====== WORKING DATA ======

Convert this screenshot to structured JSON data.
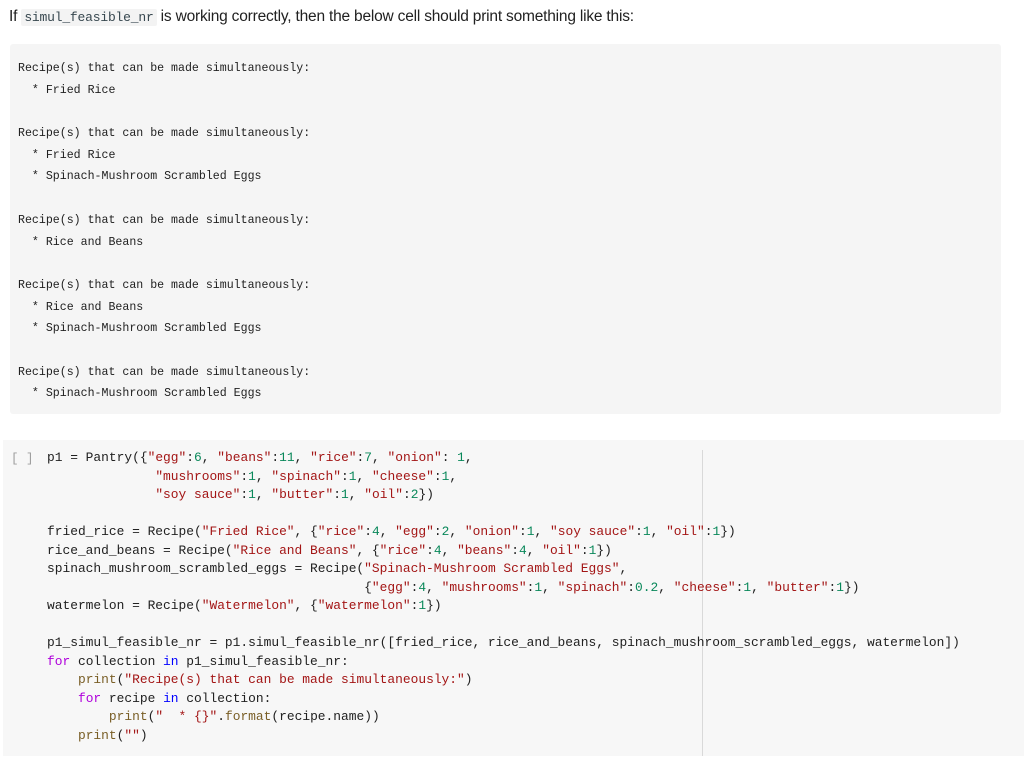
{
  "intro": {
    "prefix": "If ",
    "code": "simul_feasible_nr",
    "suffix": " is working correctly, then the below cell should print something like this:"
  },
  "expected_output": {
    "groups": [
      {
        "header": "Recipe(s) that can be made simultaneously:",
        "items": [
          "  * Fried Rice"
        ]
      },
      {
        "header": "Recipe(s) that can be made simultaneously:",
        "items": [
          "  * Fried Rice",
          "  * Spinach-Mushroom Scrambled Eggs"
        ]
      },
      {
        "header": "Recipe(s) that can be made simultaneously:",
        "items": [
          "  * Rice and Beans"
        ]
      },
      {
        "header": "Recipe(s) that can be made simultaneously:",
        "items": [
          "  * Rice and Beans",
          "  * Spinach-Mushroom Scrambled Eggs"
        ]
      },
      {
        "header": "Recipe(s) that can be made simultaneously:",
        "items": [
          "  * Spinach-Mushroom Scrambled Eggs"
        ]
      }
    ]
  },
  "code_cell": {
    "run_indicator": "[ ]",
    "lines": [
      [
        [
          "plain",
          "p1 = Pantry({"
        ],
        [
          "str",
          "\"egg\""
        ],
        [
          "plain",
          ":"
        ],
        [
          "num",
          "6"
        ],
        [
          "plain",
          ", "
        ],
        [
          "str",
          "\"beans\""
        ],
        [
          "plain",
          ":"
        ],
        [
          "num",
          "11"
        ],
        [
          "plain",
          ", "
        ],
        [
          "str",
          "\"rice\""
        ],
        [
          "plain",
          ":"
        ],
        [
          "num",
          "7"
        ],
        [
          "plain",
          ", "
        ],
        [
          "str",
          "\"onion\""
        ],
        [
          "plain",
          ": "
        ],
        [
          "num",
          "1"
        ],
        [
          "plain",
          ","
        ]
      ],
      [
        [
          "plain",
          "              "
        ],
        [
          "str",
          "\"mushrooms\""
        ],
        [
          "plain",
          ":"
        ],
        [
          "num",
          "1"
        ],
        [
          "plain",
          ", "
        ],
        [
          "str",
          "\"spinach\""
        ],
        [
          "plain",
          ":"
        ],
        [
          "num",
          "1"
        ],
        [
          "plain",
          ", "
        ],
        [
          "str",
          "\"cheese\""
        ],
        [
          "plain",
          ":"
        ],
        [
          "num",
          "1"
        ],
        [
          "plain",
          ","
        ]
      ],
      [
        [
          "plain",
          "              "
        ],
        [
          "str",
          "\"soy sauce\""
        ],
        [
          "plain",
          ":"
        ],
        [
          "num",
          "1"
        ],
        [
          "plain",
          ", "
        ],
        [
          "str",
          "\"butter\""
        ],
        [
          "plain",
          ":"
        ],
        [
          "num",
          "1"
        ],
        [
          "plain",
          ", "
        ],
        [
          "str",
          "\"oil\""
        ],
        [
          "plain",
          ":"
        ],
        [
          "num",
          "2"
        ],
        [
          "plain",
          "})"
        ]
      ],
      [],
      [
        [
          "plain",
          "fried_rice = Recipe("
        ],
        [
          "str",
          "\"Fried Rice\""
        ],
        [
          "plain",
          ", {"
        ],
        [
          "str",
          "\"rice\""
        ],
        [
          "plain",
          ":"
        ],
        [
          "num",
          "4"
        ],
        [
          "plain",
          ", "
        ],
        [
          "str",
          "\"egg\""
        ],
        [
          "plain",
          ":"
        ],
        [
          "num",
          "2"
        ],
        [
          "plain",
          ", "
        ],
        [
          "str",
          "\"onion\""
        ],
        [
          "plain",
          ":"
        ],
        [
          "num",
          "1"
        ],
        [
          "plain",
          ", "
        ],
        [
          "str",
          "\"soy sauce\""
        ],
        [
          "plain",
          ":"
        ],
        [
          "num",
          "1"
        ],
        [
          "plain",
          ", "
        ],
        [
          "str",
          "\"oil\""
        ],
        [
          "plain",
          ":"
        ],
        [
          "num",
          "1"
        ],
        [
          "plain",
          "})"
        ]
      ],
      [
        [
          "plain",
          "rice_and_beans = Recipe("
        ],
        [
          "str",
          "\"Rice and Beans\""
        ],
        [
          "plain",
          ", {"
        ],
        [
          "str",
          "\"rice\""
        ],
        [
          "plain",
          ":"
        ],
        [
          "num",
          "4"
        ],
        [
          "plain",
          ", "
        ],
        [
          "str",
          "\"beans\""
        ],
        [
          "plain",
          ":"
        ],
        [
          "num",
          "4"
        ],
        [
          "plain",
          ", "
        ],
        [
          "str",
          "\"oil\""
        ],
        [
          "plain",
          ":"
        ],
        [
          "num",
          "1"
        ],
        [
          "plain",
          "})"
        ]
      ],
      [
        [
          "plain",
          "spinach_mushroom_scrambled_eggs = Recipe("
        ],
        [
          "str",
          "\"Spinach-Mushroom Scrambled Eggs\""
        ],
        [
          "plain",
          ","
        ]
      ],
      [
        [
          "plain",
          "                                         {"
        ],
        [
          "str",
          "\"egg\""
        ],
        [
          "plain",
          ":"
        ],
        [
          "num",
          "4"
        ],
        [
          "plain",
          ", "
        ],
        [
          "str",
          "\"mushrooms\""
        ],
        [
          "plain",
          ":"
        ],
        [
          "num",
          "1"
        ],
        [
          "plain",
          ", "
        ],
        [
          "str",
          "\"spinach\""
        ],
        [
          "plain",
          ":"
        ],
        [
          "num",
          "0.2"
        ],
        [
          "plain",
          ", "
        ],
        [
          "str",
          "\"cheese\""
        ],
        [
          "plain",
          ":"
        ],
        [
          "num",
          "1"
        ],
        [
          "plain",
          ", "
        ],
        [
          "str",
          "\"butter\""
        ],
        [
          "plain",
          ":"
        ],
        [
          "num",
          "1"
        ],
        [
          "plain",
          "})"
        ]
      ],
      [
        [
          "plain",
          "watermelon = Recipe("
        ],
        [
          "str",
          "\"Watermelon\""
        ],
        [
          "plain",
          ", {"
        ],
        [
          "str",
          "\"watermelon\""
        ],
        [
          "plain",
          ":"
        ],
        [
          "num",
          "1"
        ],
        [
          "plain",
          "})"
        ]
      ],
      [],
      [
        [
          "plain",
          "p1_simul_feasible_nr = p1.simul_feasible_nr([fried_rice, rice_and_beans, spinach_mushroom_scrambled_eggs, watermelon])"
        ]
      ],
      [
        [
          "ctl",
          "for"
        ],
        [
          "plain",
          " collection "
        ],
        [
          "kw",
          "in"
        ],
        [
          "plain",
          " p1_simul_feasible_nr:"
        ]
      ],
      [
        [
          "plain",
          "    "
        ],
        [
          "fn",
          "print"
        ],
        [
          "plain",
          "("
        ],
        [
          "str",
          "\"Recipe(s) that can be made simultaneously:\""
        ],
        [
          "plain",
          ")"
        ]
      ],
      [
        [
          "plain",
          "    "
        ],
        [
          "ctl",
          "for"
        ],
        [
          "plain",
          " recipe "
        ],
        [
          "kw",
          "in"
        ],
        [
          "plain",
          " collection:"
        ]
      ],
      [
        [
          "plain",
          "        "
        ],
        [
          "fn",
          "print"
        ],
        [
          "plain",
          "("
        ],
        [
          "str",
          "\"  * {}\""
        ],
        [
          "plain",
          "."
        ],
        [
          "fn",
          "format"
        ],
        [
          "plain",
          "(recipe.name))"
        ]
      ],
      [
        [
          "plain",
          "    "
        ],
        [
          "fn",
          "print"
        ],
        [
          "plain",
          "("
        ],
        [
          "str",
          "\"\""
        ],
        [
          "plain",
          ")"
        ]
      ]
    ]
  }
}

======

Nothing in the entries above should change when they are printed again, except that the pictures are dropped.

## RESPONSE TO THIS EXERCISE
Convert this screenshot to structured JSON data.
{
  "intro": {
    "prefix": "If ",
    "code": "simul_feasible_nr",
    "suffix": " is working correctly, then the below cell should print something like this:"
  },
  "expected_output": {
    "groups": [
      {
        "header": "Recipe(s) that can be made simultaneously:",
        "items": [
          "  * Fried Rice"
        ]
      },
      {
        "header": "Recipe(s) that can be made simultaneously:",
        "items": [
          "  * Fried Rice",
          "  * Spinach-Mushroom Scrambled Eggs"
        ]
      },
      {
        "header": "Recipe(s) that can be made simultaneously:",
        "items": [
          "  * Rice and Beans"
        ]
      },
      {
        "header": "Recipe(s) that can be made simultaneously:",
        "items": [
          "  * Rice and Beans",
          "  * Spinach-Mushroom Scrambled Eggs"
        ]
      },
      {
        "header": "Recipe(s) that can be made simultaneously:",
        "items": [
          "  * Spinach-Mushroom Scrambled Eggs"
        ]
      }
    ]
  },
  "code_cell": {
    "run_indicator": "[ ]",
    "lines": [
      [
        [
          "plain",
          "p1 = Pantry({"
        ],
        [
          "str",
          "\"egg\""
        ],
        [
          "plain",
          ":"
        ],
        [
          "num",
          "6"
        ],
        [
          "plain",
          ", "
        ],
        [
          "str",
          "\"beans\""
        ],
        [
          "plain",
          ":"
        ],
        [
          "num",
          "11"
        ],
        [
          "plain",
          ", "
        ],
        [
          "str",
          "\"rice\""
        ],
        [
          "plain",
          ":"
        ],
        [
          "num",
          "7"
        ],
        [
          "plain",
          ", "
        ],
        [
          "str",
          "\"onion\""
        ],
        [
          "plain",
          ": "
        ],
        [
          "num",
          "1"
        ],
        [
          "plain",
          ","
        ]
      ],
      [
        [
          "plain",
          "              "
        ],
        [
          "str",
          "\"mushrooms\""
        ],
        [
          "plain",
          ":"
        ],
        [
          "num",
          "1"
        ],
        [
          "plain",
          ", "
        ],
        [
          "str",
          "\"spinach\""
        ],
        [
          "plain",
          ":"
        ],
        [
          "num",
          "1"
        ],
        [
          "plain",
          ", "
        ],
        [
          "str",
          "\"cheese\""
        ],
        [
          "plain",
          ":"
        ],
        [
          "num",
          "1"
        ],
        [
          "plain",
          ","
        ]
      ],
      [
        [
          "plain",
          "              "
        ],
        [
          "str",
          "\"soy sauce\""
        ],
        [
          "plain",
          ":"
        ],
        [
          "num",
          "1"
        ],
        [
          "plain",
          ", "
        ],
        [
          "str",
          "\"butter\""
        ],
        [
          "plain",
          ":"
        ],
        [
          "num",
          "1"
        ],
        [
          "plain",
          ", "
        ],
        [
          "str",
          "\"oil\""
        ],
        [
          "plain",
          ":"
        ],
        [
          "num",
          "2"
        ],
        [
          "plain",
          "})"
        ]
      ],
      [],
      [
        [
          "plain",
          "fried_rice = Recipe("
        ],
        [
          "str",
          "\"Fried Rice\""
        ],
        [
          "plain",
          ", {"
        ],
        [
          "str",
          "\"rice\""
        ],
        [
          "plain",
          ":"
        ],
        [
          "num",
          "4"
        ],
        [
          "plain",
          ", "
        ],
        [
          "str",
          "\"egg\""
        ],
        [
          "plain",
          ":"
        ],
        [
          "num",
          "2"
        ],
        [
          "plain",
          ", "
        ],
        [
          "str",
          "\"onion\""
        ],
        [
          "plain",
          ":"
        ],
        [
          "num",
          "1"
        ],
        [
          "plain",
          ", "
        ],
        [
          "str",
          "\"soy sauce\""
        ],
        [
          "plain",
          ":"
        ],
        [
          "num",
          "1"
        ],
        [
          "plain",
          ", "
        ],
        [
          "str",
          "\"oil\""
        ],
        [
          "plain",
          ":"
        ],
        [
          "num",
          "1"
        ],
        [
          "plain",
          "})"
        ]
      ],
      [
        [
          "plain",
          "rice_and_beans = Recipe("
        ],
        [
          "str",
          "\"Rice and Beans\""
        ],
        [
          "plain",
          ", {"
        ],
        [
          "str",
          "\"rice\""
        ],
        [
          "plain",
          ":"
        ],
        [
          "num",
          "4"
        ],
        [
          "plain",
          ", "
        ],
        [
          "str",
          "\"beans\""
        ],
        [
          "plain",
          ":"
        ],
        [
          "num",
          "4"
        ],
        [
          "plain",
          ", "
        ],
        [
          "str",
          "\"oil\""
        ],
        [
          "plain",
          ":"
        ],
        [
          "num",
          "1"
        ],
        [
          "plain",
          "})"
        ]
      ],
      [
        [
          "plain",
          "spinach_mushroom_scrambled_eggs = Recipe("
        ],
        [
          "str",
          "\"Spinach-Mushroom Scrambled Eggs\""
        ],
        [
          "plain",
          ","
        ]
      ],
      [
        [
          "plain",
          "                                         {"
        ],
        [
          "str",
          "\"egg\""
        ],
        [
          "plain",
          ":"
        ],
        [
          "num",
          "4"
        ],
        [
          "plain",
          ", "
        ],
        [
          "str",
          "\"mushrooms\""
        ],
        [
          "plain",
          ":"
        ],
        [
          "num",
          "1"
        ],
        [
          "plain",
          ", "
        ],
        [
          "str",
          "\"spinach\""
        ],
        [
          "plain",
          ":"
        ],
        [
          "num",
          "0.2"
        ],
        [
          "plain",
          ", "
        ],
        [
          "str",
          "\"cheese\""
        ],
        [
          "plain",
          ":"
        ],
        [
          "num",
          "1"
        ],
        [
          "plain",
          ", "
        ],
        [
          "str",
          "\"butter\""
        ],
        [
          "plain",
          ":"
        ],
        [
          "num",
          "1"
        ],
        [
          "plain",
          "})"
        ]
      ],
      [
        [
          "plain",
          "watermelon = Recipe("
        ],
        [
          "str",
          "\"Watermelon\""
        ],
        [
          "plain",
          ", {"
        ],
        [
          "str",
          "\"watermelon\""
        ],
        [
          "plain",
          ":"
        ],
        [
          "num",
          "1"
        ],
        [
          "plain",
          "})"
        ]
      ],
      [],
      [
        [
          "plain",
          "p1_simul_feasible_nr = p1.simul_feasible_nr([fried_rice, rice_and_beans, spinach_mushroom_scrambled_eggs, watermelon])"
        ]
      ],
      [
        [
          "ctl",
          "for"
        ],
        [
          "plain",
          " collection "
        ],
        [
          "kw",
          "in"
        ],
        [
          "plain",
          " p1_simul_feasible_nr:"
        ]
      ],
      [
        [
          "plain",
          "    "
        ],
        [
          "fn",
          "print"
        ],
        [
          "plain",
          "("
        ],
        [
          "str",
          "\"Recipe(s) that can be made simultaneously:\""
        ],
        [
          "plain",
          ")"
        ]
      ],
      [
        [
          "plain",
          "    "
        ],
        [
          "ctl",
          "for"
        ],
        [
          "plain",
          " recipe "
        ],
        [
          "kw",
          "in"
        ],
        [
          "plain",
          " collection:"
        ]
      ],
      [
        [
          "plain",
          "        "
        ],
        [
          "fn",
          "print"
        ],
        [
          "plain",
          "("
        ],
        [
          "str",
          "\"  * {}\""
        ],
        [
          "plain",
          "."
        ],
        [
          "fn",
          "format"
        ],
        [
          "plain",
          "(recipe.name))"
        ]
      ],
      [
        [
          "plain",
          "    "
        ],
        [
          "fn",
          "print"
        ],
        [
          "plain",
          "("
        ],
        [
          "str",
          "\"\""
        ],
        [
          "plain",
          ")"
        ]
      ]
    ]
  }
}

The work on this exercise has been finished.